Stored data:
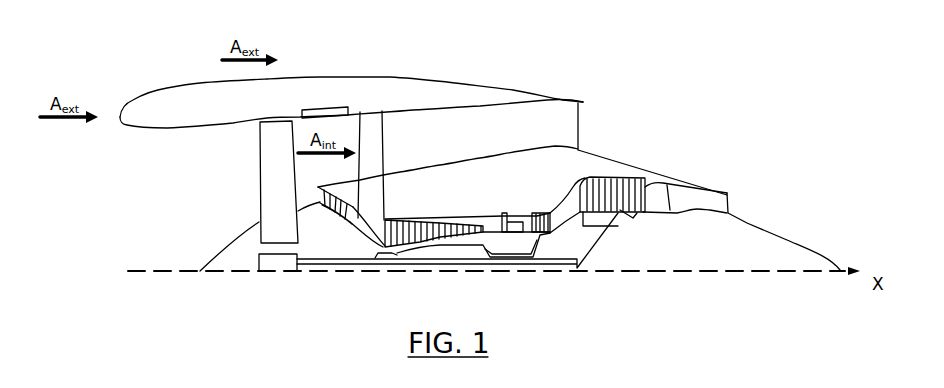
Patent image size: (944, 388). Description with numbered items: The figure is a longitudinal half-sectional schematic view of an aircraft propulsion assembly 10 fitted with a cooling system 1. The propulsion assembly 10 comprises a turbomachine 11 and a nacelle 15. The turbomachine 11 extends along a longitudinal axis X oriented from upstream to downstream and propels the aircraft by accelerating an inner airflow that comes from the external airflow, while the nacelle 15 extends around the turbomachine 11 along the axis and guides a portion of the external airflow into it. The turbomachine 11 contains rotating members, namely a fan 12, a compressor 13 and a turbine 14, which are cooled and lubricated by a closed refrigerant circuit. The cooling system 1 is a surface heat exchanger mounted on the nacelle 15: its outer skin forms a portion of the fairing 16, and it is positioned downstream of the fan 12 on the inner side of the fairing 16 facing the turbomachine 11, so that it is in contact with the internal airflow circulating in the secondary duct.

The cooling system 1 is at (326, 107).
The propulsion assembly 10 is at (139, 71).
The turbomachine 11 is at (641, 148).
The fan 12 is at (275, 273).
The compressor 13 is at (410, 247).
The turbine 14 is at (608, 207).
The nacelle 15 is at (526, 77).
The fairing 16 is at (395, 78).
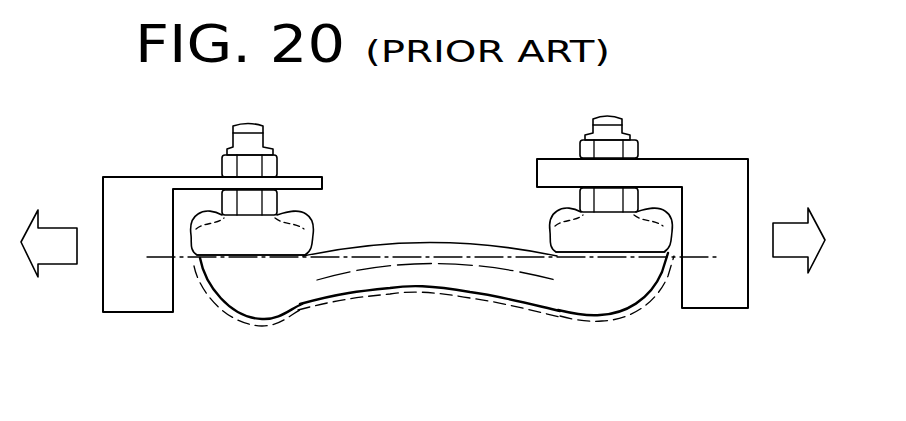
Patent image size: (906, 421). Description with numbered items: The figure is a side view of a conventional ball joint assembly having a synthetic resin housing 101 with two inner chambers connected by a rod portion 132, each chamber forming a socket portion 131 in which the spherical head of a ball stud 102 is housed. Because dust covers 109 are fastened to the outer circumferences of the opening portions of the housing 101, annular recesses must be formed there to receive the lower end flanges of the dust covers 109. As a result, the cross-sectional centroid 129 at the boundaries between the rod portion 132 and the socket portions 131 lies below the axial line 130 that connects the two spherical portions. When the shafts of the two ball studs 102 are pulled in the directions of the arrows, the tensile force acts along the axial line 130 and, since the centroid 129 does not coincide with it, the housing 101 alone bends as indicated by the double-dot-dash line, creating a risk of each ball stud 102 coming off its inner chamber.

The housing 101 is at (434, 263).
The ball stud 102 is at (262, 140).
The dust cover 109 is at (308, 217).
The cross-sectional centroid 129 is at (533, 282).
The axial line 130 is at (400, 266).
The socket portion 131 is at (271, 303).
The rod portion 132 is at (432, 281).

__Work to do__
Can you reproduce the listing from its start through the line containing "The fairing 16 is at (395, 78).", inclusive, changing "longitudinal" to "lengthwise" while keeping everything else the same and leaving out the pictures?

__Completed task__
Patent image size: (944, 388). Description with numbered items: The figure is a lengthwise half-sectional schematic view of an aircraft propulsion assembly 10 fitted with a cooling system 1. The propulsion assembly 10 comprises a turbomachine 11 and a nacelle 15. The turbomachine 11 extends along a lengthwise axis X oriented from upstream to downstream and propels the aircraft by accelerating an inner airflow that comes from the external airflow, while the nacelle 15 extends around the turbomachine 11 along the axis and guides a portion of the external airflow into it. The turbomachine 11 contains rotating members, namely a fan 12, a compressor 13 and a turbine 14, which are cooled and lubricated by a closed refrigerant circuit. The cooling system 1 is a surface heat exchanger mounted on the nacelle 15: its outer skin forms a portion of the fairing 16, and it is positioned downstream of the fan 12 on the inner side of the fairing 16 facing the turbomachine 11, so that it is in contact with the internal airflow circulating in the secondary duct.

The cooling system 1 is at (326, 107).
The propulsion assembly 10 is at (139, 71).
The turbomachine 11 is at (641, 148).
The fan 12 is at (275, 273).
The compressor 13 is at (410, 247).
The turbine 14 is at (608, 207).
The nacelle 15 is at (526, 77).
The fairing 16 is at (395, 78).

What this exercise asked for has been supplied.